Record extracts
>> Start

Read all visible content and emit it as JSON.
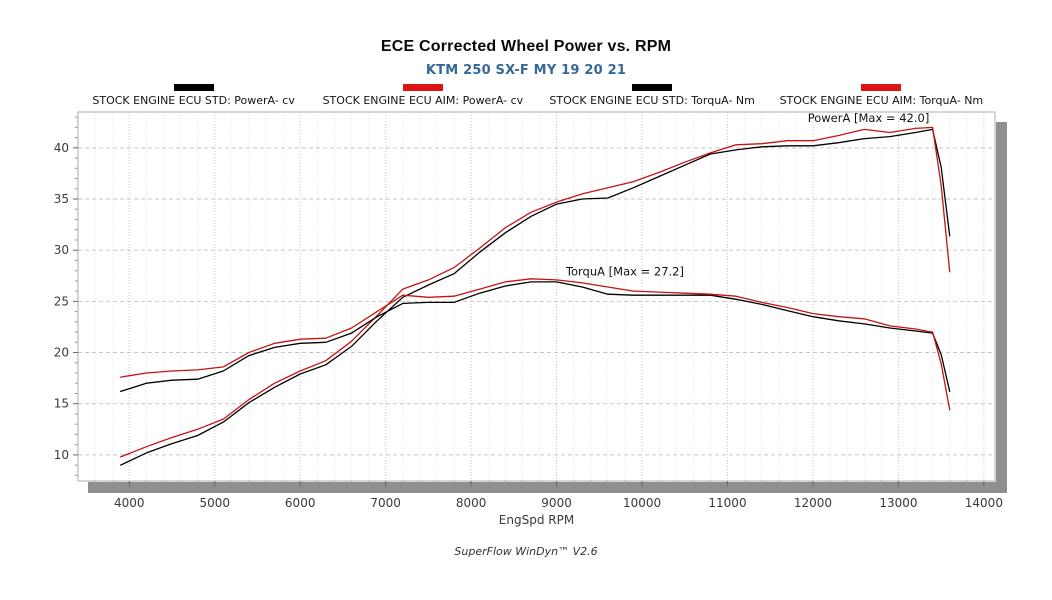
{
  "header": {
    "title": "ECE Corrected Wheel Power vs. RPM",
    "subtitle": "KTM 250 SX-F MY 19 20 21",
    "subtitle_color": "#35689a"
  },
  "legend": {
    "items": [
      {
        "label": "STOCK ENGINE ECU STD: PowerA- cv",
        "color": "#000000"
      },
      {
        "label": "STOCK ENGINE ECU AIM: PowerA- cv",
        "color": "#dc1414"
      },
      {
        "label": "STOCK ENGINE ECU STD: TorquA- Nm",
        "color": "#000000"
      },
      {
        "label": "STOCK ENGINE ECU AIM: TorquA- Nm",
        "color": "#dc1414"
      }
    ]
  },
  "chart_data": {
    "type": "line",
    "title": "ECE Corrected Wheel Power vs. RPM",
    "subtitle": "KTM 250 SX-F MY 19 20 21",
    "xlabel": "EngSpd RPM",
    "ylabel": "",
    "grid": true,
    "legend_position": "top",
    "x_axis": {
      "label": "EngSpd RPM",
      "ticks": [
        4000,
        5000,
        6000,
        7000,
        8000,
        9000,
        10000,
        11000,
        12000,
        13000,
        14000
      ],
      "minor_step": 200,
      "range": [
        3400,
        14130
      ]
    },
    "y_axis": {
      "ticks": [
        10,
        15,
        20,
        25,
        30,
        35,
        40
      ],
      "minor_step": 1,
      "range": [
        7.45,
        43.5
      ]
    },
    "rpm": [
      3900,
      4200,
      4500,
      4800,
      5100,
      5400,
      5700,
      6000,
      6300,
      6600,
      6900,
      7200,
      7500,
      7800,
      8100,
      8400,
      8700,
      9000,
      9300,
      9600,
      9900,
      10200,
      10500,
      10800,
      11100,
      11400,
      11700,
      12000,
      12300,
      12600,
      12900,
      13200,
      13400,
      13500,
      13600
    ],
    "series": [
      {
        "name": "STOCK ENGINE ECU STD: PowerA- cv",
        "unit": "cv",
        "color": "#000000",
        "values": [
          9.0,
          10.2,
          11.1,
          11.9,
          13.2,
          15.1,
          16.6,
          17.9,
          18.8,
          20.6,
          23.1,
          25.4,
          26.6,
          27.7,
          29.8,
          31.7,
          33.3,
          34.5,
          35.0,
          35.1,
          36.1,
          37.2,
          38.3,
          39.4,
          39.8,
          40.1,
          40.2,
          40.2,
          40.5,
          40.9,
          41.1,
          41.5,
          41.8,
          38.1,
          31.4
        ]
      },
      {
        "name": "STOCK ENGINE ECU AIM: PowerA- cv",
        "unit": "cv",
        "color": "#c41414",
        "values": [
          9.8,
          10.8,
          11.7,
          12.5,
          13.5,
          15.4,
          17.0,
          18.2,
          19.2,
          21.1,
          23.6,
          26.2,
          27.1,
          28.3,
          30.2,
          32.2,
          33.7,
          34.7,
          35.5,
          36.1,
          36.7,
          37.6,
          38.6,
          39.5,
          40.3,
          40.4,
          40.7,
          40.7,
          41.2,
          41.8,
          41.5,
          41.9,
          42.0,
          36.3,
          27.9
        ]
      },
      {
        "name": "STOCK ENGINE ECU STD: TorquA- Nm",
        "unit": "Nm",
        "color": "#000000",
        "values": [
          16.2,
          17.0,
          17.3,
          17.4,
          18.2,
          19.7,
          20.5,
          20.9,
          21.0,
          21.9,
          23.5,
          24.8,
          24.9,
          24.9,
          25.8,
          26.5,
          26.9,
          26.9,
          26.4,
          25.7,
          25.6,
          25.6,
          25.6,
          25.6,
          25.2,
          24.7,
          24.1,
          23.5,
          23.1,
          22.8,
          22.4,
          22.1,
          21.9,
          19.8,
          16.2
        ]
      },
      {
        "name": "STOCK ENGINE ECU AIM: TorquA- Nm",
        "unit": "Nm",
        "color": "#c41414",
        "values": [
          17.6,
          18.0,
          18.2,
          18.3,
          18.6,
          20.0,
          20.9,
          21.3,
          21.4,
          22.4,
          24.0,
          25.6,
          25.4,
          25.5,
          26.2,
          26.9,
          27.2,
          27.1,
          26.8,
          26.4,
          26.0,
          25.9,
          25.8,
          25.7,
          25.5,
          24.9,
          24.4,
          23.8,
          23.5,
          23.3,
          22.6,
          22.3,
          22.0,
          18.9,
          14.4
        ]
      }
    ],
    "annotations": [
      {
        "text": "PowerA [Max = 42.0]",
        "rpm": 12650,
        "value": 42.9
      },
      {
        "text": "TorquA [Max = 27.2]",
        "rpm": 9800,
        "value": 27.9
      }
    ],
    "max_values": {
      "PowerA": 42.0,
      "TorquA": 27.2
    },
    "colors": {
      "grid_minor": "#e3e3e3",
      "grid_major": "#c6c6c6",
      "border": "#adadad",
      "shadow": "#8f8f8f",
      "tick_text": "#3a3a3a",
      "annotation_text": "#141414"
    }
  },
  "footer": {
    "version_text": "SuperFlow WinDyn™ V2.6"
  }
}
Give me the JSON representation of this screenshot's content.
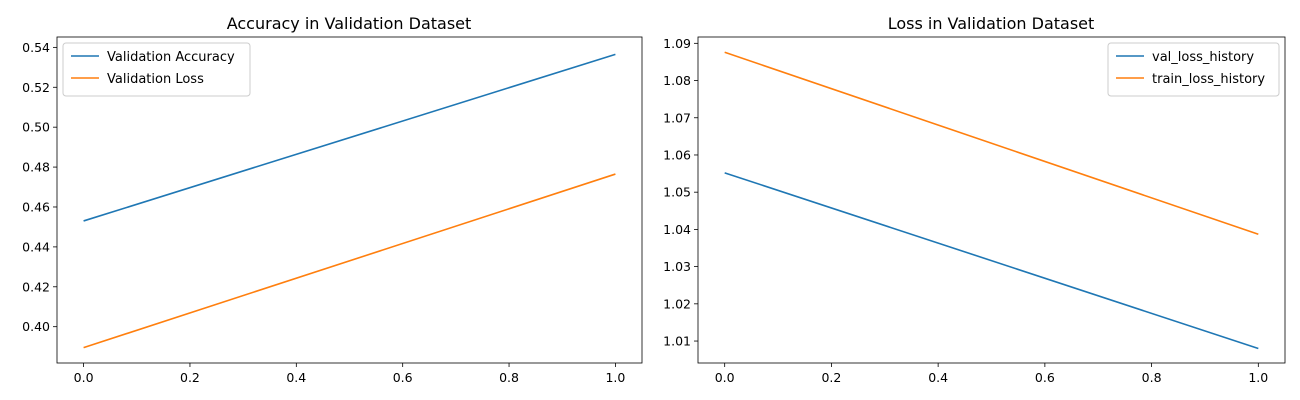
{
  "chart_data": [
    {
      "type": "line",
      "title": "Accuracy in Validation Dataset",
      "xlim": [
        -0.05,
        1.05
      ],
      "ylim": [
        0.3818,
        0.5452
      ],
      "xticks": [
        "0.0",
        "0.2",
        "0.4",
        "0.6",
        "0.8",
        "1.0"
      ],
      "yticks": [
        "0.40",
        "0.42",
        "0.44",
        "0.46",
        "0.48",
        "0.50",
        "0.52",
        "0.54"
      ],
      "legend_position": "upper-left",
      "series": [
        {
          "name": "Validation Accuracy",
          "color": "#1f77b4",
          "x": [
            0,
            1
          ],
          "y": [
            0.453,
            0.5365
          ]
        },
        {
          "name": "Validation Loss",
          "color": "#ff7f0e",
          "x": [
            0,
            1
          ],
          "y": [
            0.3895,
            0.4765
          ]
        }
      ]
    },
    {
      "type": "line",
      "title": "Loss in Validation Dataset",
      "xlim": [
        -0.05,
        1.05
      ],
      "ylim": [
        1.0041,
        1.0917
      ],
      "xticks": [
        "0.0",
        "0.2",
        "0.4",
        "0.6",
        "0.8",
        "1.0"
      ],
      "yticks": [
        "1.01",
        "1.02",
        "1.03",
        "1.04",
        "1.05",
        "1.06",
        "1.07",
        "1.08",
        "1.09"
      ],
      "legend_position": "upper-right",
      "series": [
        {
          "name": "val_loss_history",
          "color": "#1f77b4",
          "x": [
            0,
            1
          ],
          "y": [
            1.0552,
            1.008
          ]
        },
        {
          "name": "train_loss_history",
          "color": "#ff7f0e",
          "x": [
            0,
            1
          ],
          "y": [
            1.0876,
            1.0387
          ]
        }
      ]
    }
  ]
}
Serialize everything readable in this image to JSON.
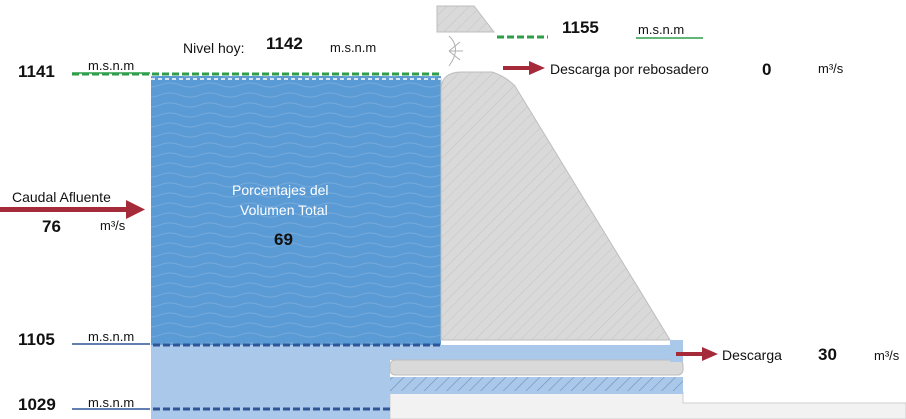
{
  "levels": {
    "today": {
      "label": "Nivel hoy:",
      "value": "1142",
      "unit": "m.s.n.m"
    },
    "max_flood": {
      "value": "1155",
      "unit": "m.s.n.m"
    },
    "normal_max": {
      "value": "1141",
      "unit": "m.s.n.m"
    },
    "min_operating": {
      "value": "1105",
      "unit": "m.s.n.m"
    },
    "dead_level": {
      "value": "1029",
      "unit": "m.s.n.m"
    }
  },
  "spillway": {
    "label": "Descarga por rebosadero",
    "value": "0",
    "unit": "m³/s"
  },
  "discharge": {
    "label": "Descarga",
    "value": "30",
    "unit": "m³/s"
  },
  "inflow": {
    "label": "Caudal Afluente",
    "value": "76",
    "unit": "m³/s"
  },
  "volume": {
    "label_line1": "Porcentajes del",
    "label_line2": "Volumen Total",
    "value": "69"
  },
  "colors": {
    "water_dark": "#5b9bd5",
    "water_light": "#a9c8ea",
    "dam": "#d9d9d9",
    "arrow": "#a52a3a",
    "green_dash": "#2e9e4a",
    "blue_dash": "#2f5597",
    "green_underline": "#2e9e4a",
    "blue_underline": "#2f5597"
  }
}
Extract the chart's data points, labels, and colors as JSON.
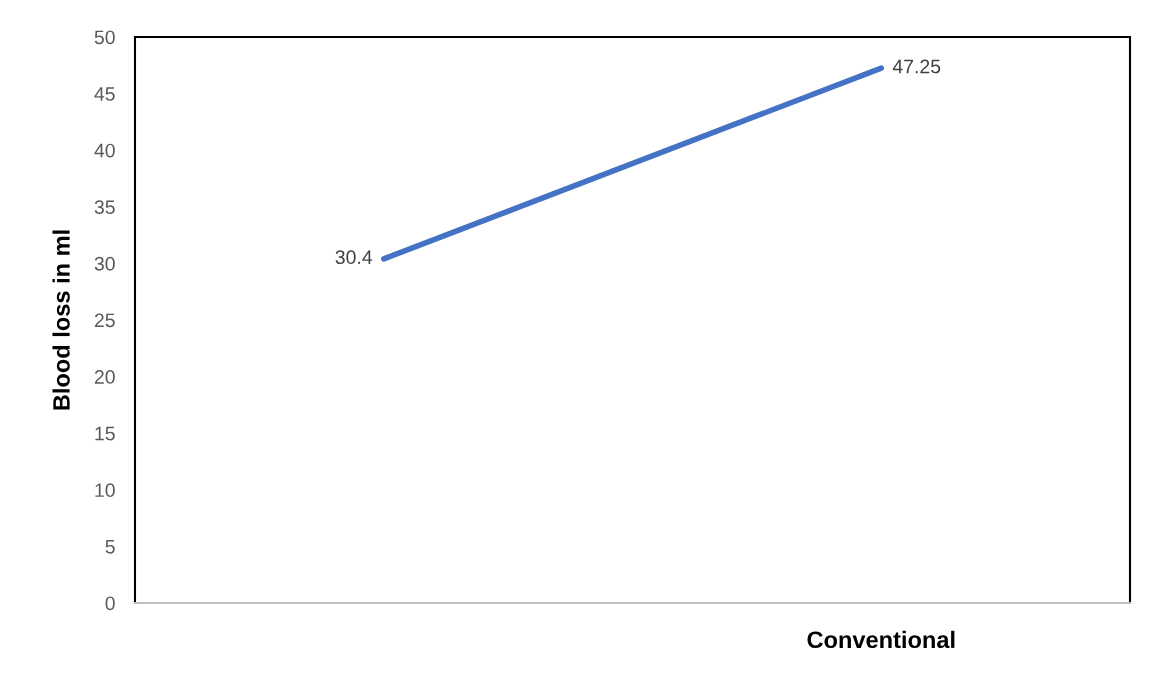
{
  "chart_data": {
    "type": "line",
    "ylabel": "Blood loss in ml",
    "categories": [
      null,
      "Conventional"
    ],
    "series": [
      {
        "color": "#4472c4",
        "values": [
          30.4,
          47.25
        ]
      }
    ],
    "ylim": [
      0,
      50
    ],
    "yticks": [
      0,
      5,
      10,
      15,
      20,
      25,
      30,
      35,
      40,
      45,
      50
    ],
    "data_labels": true,
    "grid": false,
    "legend": false,
    "marker": "none",
    "line_style": "solid"
  }
}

>> End

Requirements
Write out again, exactly, each line from the one containing "Extract the chart's" through the last line of the entries, and omit every picture.

Complete output
Extract the chart's data points, labels, and colors as JSON.
{
  "chart_data": {
    "type": "line",
    "ylabel": "Blood loss in ml",
    "categories": [
      null,
      "Conventional"
    ],
    "series": [
      {
        "color": "#4472c4",
        "values": [
          30.4,
          47.25
        ]
      }
    ],
    "ylim": [
      0,
      50
    ],
    "yticks": [
      0,
      5,
      10,
      15,
      20,
      25,
      30,
      35,
      40,
      45,
      50
    ],
    "data_labels": true,
    "grid": false,
    "legend": false,
    "marker": "none",
    "line_style": "solid"
  }
}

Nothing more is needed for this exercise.